Recorded data:
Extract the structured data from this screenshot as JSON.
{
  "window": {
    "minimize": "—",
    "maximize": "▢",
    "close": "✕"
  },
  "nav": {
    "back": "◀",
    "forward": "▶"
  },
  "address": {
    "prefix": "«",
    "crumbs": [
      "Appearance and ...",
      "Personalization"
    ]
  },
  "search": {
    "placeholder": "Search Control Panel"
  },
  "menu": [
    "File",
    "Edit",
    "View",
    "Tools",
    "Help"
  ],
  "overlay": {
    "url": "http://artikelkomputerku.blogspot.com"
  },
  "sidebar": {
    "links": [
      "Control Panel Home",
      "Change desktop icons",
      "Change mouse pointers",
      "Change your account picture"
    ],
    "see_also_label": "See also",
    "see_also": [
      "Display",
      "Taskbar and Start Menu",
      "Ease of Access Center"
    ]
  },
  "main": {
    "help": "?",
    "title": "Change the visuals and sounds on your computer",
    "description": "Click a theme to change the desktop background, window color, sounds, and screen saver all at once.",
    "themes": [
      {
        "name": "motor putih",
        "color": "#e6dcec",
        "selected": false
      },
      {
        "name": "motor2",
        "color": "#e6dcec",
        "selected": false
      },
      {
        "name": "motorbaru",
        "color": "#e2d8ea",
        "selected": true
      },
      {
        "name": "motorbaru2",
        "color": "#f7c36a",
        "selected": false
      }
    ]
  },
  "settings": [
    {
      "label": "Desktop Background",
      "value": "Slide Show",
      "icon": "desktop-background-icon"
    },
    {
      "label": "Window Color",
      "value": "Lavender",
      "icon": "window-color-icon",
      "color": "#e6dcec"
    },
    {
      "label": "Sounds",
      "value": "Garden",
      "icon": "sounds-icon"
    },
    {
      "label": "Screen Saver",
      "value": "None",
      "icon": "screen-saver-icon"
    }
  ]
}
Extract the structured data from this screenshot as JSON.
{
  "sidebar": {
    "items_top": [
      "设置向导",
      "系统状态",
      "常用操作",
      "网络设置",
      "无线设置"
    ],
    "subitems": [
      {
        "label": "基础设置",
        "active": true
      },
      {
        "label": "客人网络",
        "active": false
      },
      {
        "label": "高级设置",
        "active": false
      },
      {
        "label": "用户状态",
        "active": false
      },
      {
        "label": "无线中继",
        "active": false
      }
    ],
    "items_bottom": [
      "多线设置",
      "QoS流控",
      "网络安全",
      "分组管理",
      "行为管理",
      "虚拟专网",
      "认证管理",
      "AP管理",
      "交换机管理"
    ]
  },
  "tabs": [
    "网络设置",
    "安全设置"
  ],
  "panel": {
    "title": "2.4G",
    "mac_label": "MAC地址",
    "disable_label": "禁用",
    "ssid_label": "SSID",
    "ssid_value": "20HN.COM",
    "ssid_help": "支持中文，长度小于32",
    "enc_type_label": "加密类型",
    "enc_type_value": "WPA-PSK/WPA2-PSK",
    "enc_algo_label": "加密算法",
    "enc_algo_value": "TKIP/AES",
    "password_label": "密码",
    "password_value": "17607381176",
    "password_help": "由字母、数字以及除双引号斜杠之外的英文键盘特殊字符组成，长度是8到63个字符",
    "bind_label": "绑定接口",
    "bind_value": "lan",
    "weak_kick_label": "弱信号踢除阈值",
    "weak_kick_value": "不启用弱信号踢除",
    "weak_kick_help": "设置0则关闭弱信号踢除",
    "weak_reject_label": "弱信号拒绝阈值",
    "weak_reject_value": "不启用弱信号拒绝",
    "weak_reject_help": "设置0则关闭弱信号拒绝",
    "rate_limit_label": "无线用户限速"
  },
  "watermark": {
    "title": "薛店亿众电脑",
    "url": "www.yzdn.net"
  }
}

Aim:
Output the entries verbatim.

Final result:
Extract the structured data from this screenshot as JSON.
{
  "window": {
    "minimize": "—",
    "maximize": "▢",
    "close": "✕"
  },
  "nav": {
    "back": "◀",
    "forward": "▶"
  },
  "address": {
    "prefix": "«",
    "crumbs": [
      "Appearance and ...",
      "Personalization"
    ]
  },
  "search": {
    "placeholder": "Search Control Panel"
  },
  "menu": [
    "File",
    "Edit",
    "View",
    "Tools",
    "Help"
  ],
  "overlay": {
    "url": "http://artikelkomputerku.blogspot.com"
  },
  "sidebar": {
    "links": [
      "Control Panel Home",
      "Change desktop icons",
      "Change mouse pointers",
      "Change your account picture"
    ],
    "see_also_label": "See also",
    "see_also": [
      "Display",
      "Taskbar and Start Menu",
      "Ease of Access Center"
    ]
  },
  "main": {
    "help": "?",
    "title": "Change the visuals and sounds on your computer",
    "description": "Click a theme to change the desktop background, window color, sounds, and screen saver all at once.",
    "themes": [
      {
        "name": "motor putih",
        "color": "#e6dcec",
        "selected": false
      },
      {
        "name": "motor2",
        "color": "#e6dcec",
        "selected": false
      },
      {
        "name": "motorbaru",
        "color": "#e2d8ea",
        "selected": true
      },
      {
        "name": "motorbaru2",
        "color": "#f7c36a",
        "selected": false
      }
    ]
  },
  "settings": [
    {
      "label": "Desktop Background",
      "value": "Slide Show",
      "icon": "desktop-background-icon"
    },
    {
      "label": "Window Color",
      "value": "Lavender",
      "icon": "window-color-icon",
      "color": "#e6dcec"
    },
    {
      "label": "Sounds",
      "value": "Garden",
      "icon": "sounds-icon"
    },
    {
      "label": "Screen Saver",
      "value": "None",
      "icon": "screen-saver-icon"
    }
  ]
}
Extract the structured data from this screenshot as JSON.
{
  "sidebar": {
    "items_top": [
      "设置向导",
      "系统状态",
      "常用操作",
      "网络设置",
      "无线设置"
    ],
    "subitems": [
      {
        "label": "基础设置",
        "active": true
      },
      {
        "label": "客人网络",
        "active": false
      },
      {
        "label": "高级设置",
        "active": false
      },
      {
        "label": "用户状态",
        "active": false
      },
      {
        "label": "无线中继",
        "active": false
      }
    ],
    "items_bottom": [
      "多线设置",
      "QoS流控",
      "网络安全",
      "分组管理",
      "行为管理",
      "虚拟专网",
      "认证管理",
      "AP管理",
      "交换机管理"
    ]
  },
  "tabs": [
    "网络设置",
    "安全设置"
  ],
  "panel": {
    "title": "2.4G",
    "mac_label": "MAC地址",
    "disable_label": "禁用",
    "ssid_label": "SSID",
    "ssid_value": "20HN.COM",
    "ssid_help": "支持中文，长度小于32",
    "enc_type_label": "加密类型",
    "enc_type_value": "WPA-PSK/WPA2-PSK",
    "enc_algo_label": "加密算法",
    "enc_algo_value": "TKIP/AES",
    "password_label": "密码",
    "password_value": "17607381176",
    "password_help": "由字母、数字以及除双引号斜杠之外的英文键盘特殊字符组成，长度是8到63个字符",
    "bind_label": "绑定接口",
    "bind_value": "lan",
    "weak_kick_label": "弱信号踢除阈值",
    "weak_kick_value": "不启用弱信号踢除",
    "weak_kick_help": "设置0则关闭弱信号踢除",
    "weak_reject_label": "弱信号拒绝阈值",
    "weak_reject_value": "不启用弱信号拒绝",
    "weak_reject_help": "设置0则关闭弱信号拒绝",
    "rate_limit_label": "无线用户限速"
  },
  "watermark": {
    "title": "薛店亿众电脑",
    "url": "www.yzdn.net"
  }
}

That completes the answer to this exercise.